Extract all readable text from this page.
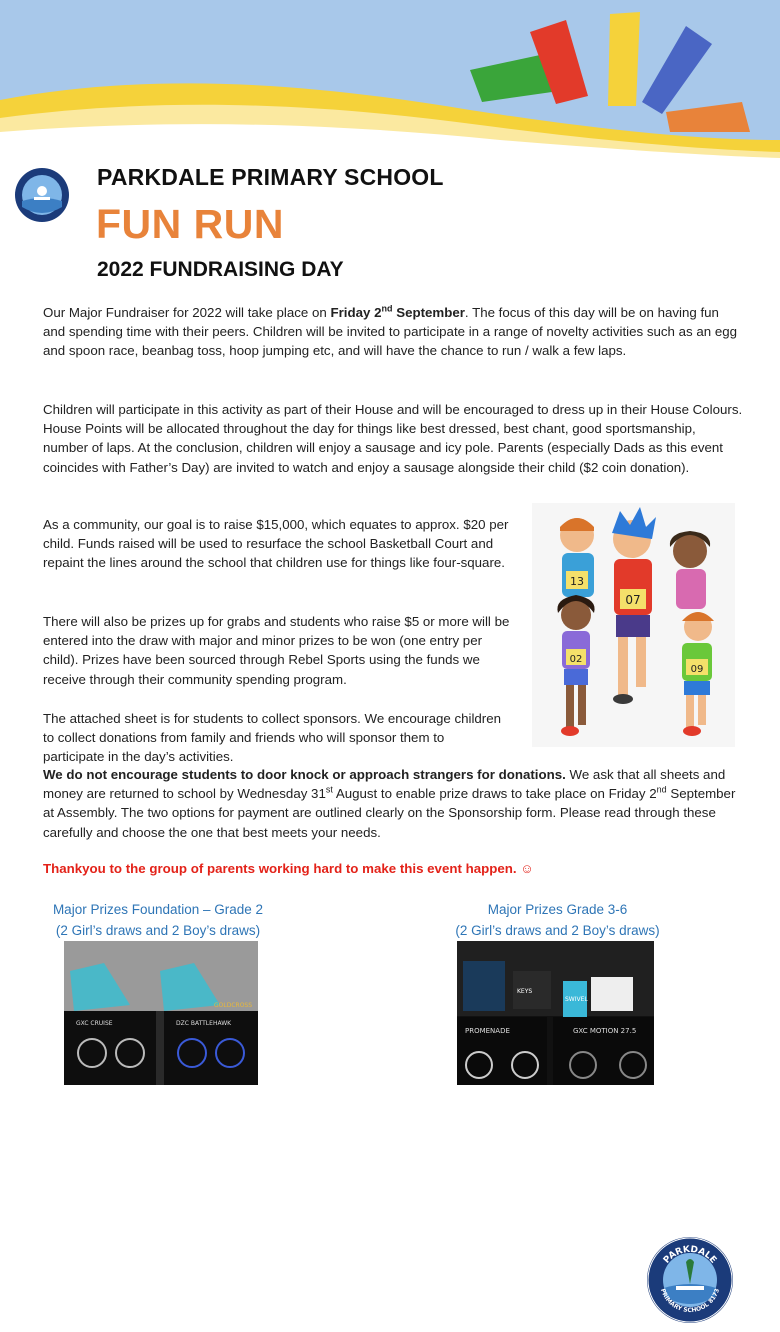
PARKDALE PRIMARY SCHOOL
FUN RUN
2022 FUNDRAISING DAY

Our Major Fundraiser for 2022 will take place on Friday 2nd September. The focus of this day will be on having fun and spending time with their peers. Children will be invited to participate in a range of novelty activities such as an egg and spoon race, beanbag toss, hoop jumping etc, and will have the chance to run / walk a few laps.

Children will participate in this activity as part of their House and will be encouraged to dress up in their House Colours. House Points will be allocated throughout the day for things like best dressed, best chant, good sportsmanship, number of laps. At the conclusion, children will enjoy a sausage and icy pole. Parents (especially Dads as this event coincides with Father’s Day) are invited to watch and enjoy a sausage alongside their child ($2 coin donation).

As a community, our goal is to raise $15,000, which equates to approx. $20 per child. Funds raised will be used to resurface the school Basketball Court and repaint the lines around the school that children use for things like four-square.

There will also be prizes up for grabs and students who raise $5 or more will be entered into the draw with major and minor prizes to be won (one entry per child). Prizes have been sourced through Rebel Sports using the funds we receive through their community spending program.

The attached sheet is for students to collect sponsors. We encourage children to collect donations from family and friends who will sponsor them to participate in the day’s activities.

We do not encourage students to door knock or approach strangers for donations. We ask that all sheets and money are returned to school by Wednesday 31st August to enable prize draws to take place on Friday 2nd September at Assembly. The two options for payment are outlined clearly on the Sponsorship form. Please read through these carefully and choose the one that best meets your needs.

Thankyou to the group of parents working hard to make this event happen. ☺

13
07
02
09
Major Prizes Foundation – Grade 2
(2 Girl’s draws and 2 Boy’s draws)
Major Prizes Grade 3-6
(2 Girl’s draws and 2 Boy’s draws)
GXC CRUISE	DZC BATTLEHAWK
GOLDCROSS
PROMENADE	GXC MOTION 27.5
SWIVEL
KEYS
PARKDALE
PRIMARY SCHOOL 8173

* * * * * * * * *

Work required – Using the material above, set down every line exactly, but skip the pictures.

Response below –
Extract all readable text from this page.
PARKDALE PRIMARY SCHOOL
FUN RUN
2022 FUNDRAISING DAY

Our Major Fundraiser for 2022 will take place on Friday 2nd September. The focus of this day will be on having fun and spending time with their peers. Children will be invited to participate in a range of novelty activities such as an egg and spoon race, beanbag toss, hoop jumping etc, and will have the chance to run / walk a few laps.

Children will participate in this activity as part of their House and will be encouraged to dress up in their House Colours. House Points will be allocated throughout the day for things like best dressed, best chant, good sportsmanship, number of laps. At the conclusion, children will enjoy a sausage and icy pole. Parents (especially Dads as this event coincides with Father’s Day) are invited to watch and enjoy a sausage alongside their child ($2 coin donation).

As a community, our goal is to raise $15,000, which equates to approx. $20 per child. Funds raised will be used to resurface the school Basketball Court and repaint the lines around the school that children use for things like four-square.

There will also be prizes up for grabs and students who raise $5 or more will be entered into the draw with major and minor prizes to be won (one entry per child). Prizes have been sourced through Rebel Sports using the funds we receive through their community spending program.

The attached sheet is for students to collect sponsors. We encourage children to collect donations from family and friends who will sponsor them to participate in the day’s activities.

We do not encourage students to door knock or approach strangers for donations. We ask that all sheets and money are returned to school by Wednesday 31st August to enable prize draws to take place on Friday 2nd September at Assembly. The two options for payment are outlined clearly on the Sponsorship form. Please read through these carefully and choose the one that best meets your needs.

Thankyou to the group of parents working hard to make this event happen. ☺

13
07
02
09
Major Prizes Foundation – Grade 2
(2 Girl’s draws and 2 Boy’s draws)
Major Prizes Grade 3-6
(2 Girl’s draws and 2 Boy’s draws)
GXC CRUISE	DZC BATTLEHAWK
GOLDCROSS
PROMENADE	GXC MOTION 27.5
SWIVEL
KEYS
PARKDALE
PRIMARY SCHOOL 8173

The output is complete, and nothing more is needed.